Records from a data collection
* * * * * * * * *
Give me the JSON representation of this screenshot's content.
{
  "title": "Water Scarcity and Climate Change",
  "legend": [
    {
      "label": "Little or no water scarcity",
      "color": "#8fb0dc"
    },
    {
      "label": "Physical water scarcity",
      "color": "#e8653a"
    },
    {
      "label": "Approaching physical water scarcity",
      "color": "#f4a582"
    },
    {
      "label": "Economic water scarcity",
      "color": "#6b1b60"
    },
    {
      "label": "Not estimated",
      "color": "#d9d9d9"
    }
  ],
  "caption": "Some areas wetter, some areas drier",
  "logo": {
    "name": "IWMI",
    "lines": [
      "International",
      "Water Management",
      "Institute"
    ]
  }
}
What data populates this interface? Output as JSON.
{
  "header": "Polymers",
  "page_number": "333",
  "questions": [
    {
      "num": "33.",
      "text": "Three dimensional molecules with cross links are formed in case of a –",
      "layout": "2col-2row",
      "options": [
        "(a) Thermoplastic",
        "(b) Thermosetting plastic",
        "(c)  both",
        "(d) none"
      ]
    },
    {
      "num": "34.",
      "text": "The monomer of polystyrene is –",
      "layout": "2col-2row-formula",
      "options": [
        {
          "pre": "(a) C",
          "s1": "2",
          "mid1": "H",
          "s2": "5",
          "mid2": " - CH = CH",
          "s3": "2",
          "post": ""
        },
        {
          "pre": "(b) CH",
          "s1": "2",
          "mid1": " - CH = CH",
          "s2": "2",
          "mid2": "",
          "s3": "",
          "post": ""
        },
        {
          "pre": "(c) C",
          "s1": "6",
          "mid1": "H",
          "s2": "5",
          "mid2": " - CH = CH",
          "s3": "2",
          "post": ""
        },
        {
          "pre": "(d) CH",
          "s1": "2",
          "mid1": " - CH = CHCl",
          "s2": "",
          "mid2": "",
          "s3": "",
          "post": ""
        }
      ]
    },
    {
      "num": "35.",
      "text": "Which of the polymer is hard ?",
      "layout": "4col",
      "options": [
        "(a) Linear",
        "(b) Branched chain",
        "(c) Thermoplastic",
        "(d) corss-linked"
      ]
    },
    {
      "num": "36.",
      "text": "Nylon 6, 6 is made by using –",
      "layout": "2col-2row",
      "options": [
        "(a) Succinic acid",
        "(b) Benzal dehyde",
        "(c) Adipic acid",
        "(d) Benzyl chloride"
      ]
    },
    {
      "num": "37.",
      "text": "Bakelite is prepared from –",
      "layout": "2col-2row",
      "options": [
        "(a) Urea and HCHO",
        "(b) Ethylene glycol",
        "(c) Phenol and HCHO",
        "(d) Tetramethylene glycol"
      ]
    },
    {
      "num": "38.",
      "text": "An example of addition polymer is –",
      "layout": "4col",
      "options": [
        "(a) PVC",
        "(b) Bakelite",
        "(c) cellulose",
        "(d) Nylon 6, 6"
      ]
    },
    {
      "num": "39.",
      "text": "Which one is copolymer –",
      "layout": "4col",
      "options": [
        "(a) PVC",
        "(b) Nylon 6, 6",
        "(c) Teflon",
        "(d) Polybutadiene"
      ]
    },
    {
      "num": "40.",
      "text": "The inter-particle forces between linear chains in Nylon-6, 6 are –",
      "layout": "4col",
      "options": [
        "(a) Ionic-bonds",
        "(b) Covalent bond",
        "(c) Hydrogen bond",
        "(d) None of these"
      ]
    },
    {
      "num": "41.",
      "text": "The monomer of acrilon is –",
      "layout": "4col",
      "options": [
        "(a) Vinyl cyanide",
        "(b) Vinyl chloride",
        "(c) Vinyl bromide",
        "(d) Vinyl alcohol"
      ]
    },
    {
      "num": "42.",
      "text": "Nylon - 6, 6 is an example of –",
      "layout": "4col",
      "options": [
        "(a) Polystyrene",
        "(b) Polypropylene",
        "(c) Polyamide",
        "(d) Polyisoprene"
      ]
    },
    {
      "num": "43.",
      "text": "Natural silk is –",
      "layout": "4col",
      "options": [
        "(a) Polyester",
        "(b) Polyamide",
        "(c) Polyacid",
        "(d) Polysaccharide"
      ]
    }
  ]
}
* * * * * * * * *
◆ AIM OF THE TASK:
Go through the records and print each one exactly.

◆ FINISHED TASK:
Give me the JSON representation of this screenshot's content.
{
  "title": "Water Scarcity and Climate Change",
  "legend": [
    {
      "label": "Little or no water scarcity",
      "color": "#8fb0dc"
    },
    {
      "label": "Physical water scarcity",
      "color": "#e8653a"
    },
    {
      "label": "Approaching physical water scarcity",
      "color": "#f4a582"
    },
    {
      "label": "Economic water scarcity",
      "color": "#6b1b60"
    },
    {
      "label": "Not estimated",
      "color": "#d9d9d9"
    }
  ],
  "caption": "Some areas wetter, some areas drier",
  "logo": {
    "name": "IWMI",
    "lines": [
      "International",
      "Water Management",
      "Institute"
    ]
  }
}
What data populates this interface? Output as JSON.
{
  "header": "Polymers",
  "page_number": "333",
  "questions": [
    {
      "num": "33.",
      "text": "Three dimensional molecules with cross links are formed in case of a –",
      "layout": "2col-2row",
      "options": [
        "(a) Thermoplastic",
        "(b) Thermosetting plastic",
        "(c)  both",
        "(d) none"
      ]
    },
    {
      "num": "34.",
      "text": "The monomer of polystyrene is –",
      "layout": "2col-2row-formula",
      "options": [
        {
          "pre": "(a) C",
          "s1": "2",
          "mid1": "H",
          "s2": "5",
          "mid2": " - CH = CH",
          "s3": "2",
          "post": ""
        },
        {
          "pre": "(b) CH",
          "s1": "2",
          "mid1": " - CH = CH",
          "s2": "2",
          "mid2": "",
          "s3": "",
          "post": ""
        },
        {
          "pre": "(c) C",
          "s1": "6",
          "mid1": "H",
          "s2": "5",
          "mid2": " - CH = CH",
          "s3": "2",
          "post": ""
        },
        {
          "pre": "(d) CH",
          "s1": "2",
          "mid1": " - CH = CHCl",
          "s2": "",
          "mid2": "",
          "s3": "",
          "post": ""
        }
      ]
    },
    {
      "num": "35.",
      "text": "Which of the polymer is hard ?",
      "layout": "4col",
      "options": [
        "(a) Linear",
        "(b) Branched chain",
        "(c) Thermoplastic",
        "(d) corss-linked"
      ]
    },
    {
      "num": "36.",
      "text": "Nylon 6, 6 is made by using –",
      "layout": "2col-2row",
      "options": [
        "(a) Succinic acid",
        "(b) Benzal dehyde",
        "(c) Adipic acid",
        "(d) Benzyl chloride"
      ]
    },
    {
      "num": "37.",
      "text": "Bakelite is prepared from –",
      "layout": "2col-2row",
      "options": [
        "(a) Urea and HCHO",
        "(b) Ethylene glycol",
        "(c) Phenol and HCHO",
        "(d) Tetramethylene glycol"
      ]
    },
    {
      "num": "38.",
      "text": "An example of addition polymer is –",
      "layout": "4col",
      "options": [
        "(a) PVC",
        "(b) Bakelite",
        "(c) cellulose",
        "(d) Nylon 6, 6"
      ]
    },
    {
      "num": "39.",
      "text": "Which one is copolymer –",
      "layout": "4col",
      "options": [
        "(a) PVC",
        "(b) Nylon 6, 6",
        "(c) Teflon",
        "(d) Polybutadiene"
      ]
    },
    {
      "num": "40.",
      "text": "The inter-particle forces between linear chains in Nylon-6, 6 are –",
      "layout": "4col",
      "options": [
        "(a) Ionic-bonds",
        "(b) Covalent bond",
        "(c) Hydrogen bond",
        "(d) None of these"
      ]
    },
    {
      "num": "41.",
      "text": "The monomer of acrilon is –",
      "layout": "4col",
      "options": [
        "(a) Vinyl cyanide",
        "(b) Vinyl chloride",
        "(c) Vinyl bromide",
        "(d) Vinyl alcohol"
      ]
    },
    {
      "num": "42.",
      "text": "Nylon - 6, 6 is an example of –",
      "layout": "4col",
      "options": [
        "(a) Polystyrene",
        "(b) Polypropylene",
        "(c) Polyamide",
        "(d) Polyisoprene"
      ]
    },
    {
      "num": "43.",
      "text": "Natural silk is –",
      "layout": "4col",
      "options": [
        "(a) Polyester",
        "(b) Polyamide",
        "(c) Polyacid",
        "(d) Polysaccharide"
      ]
    }
  ]
}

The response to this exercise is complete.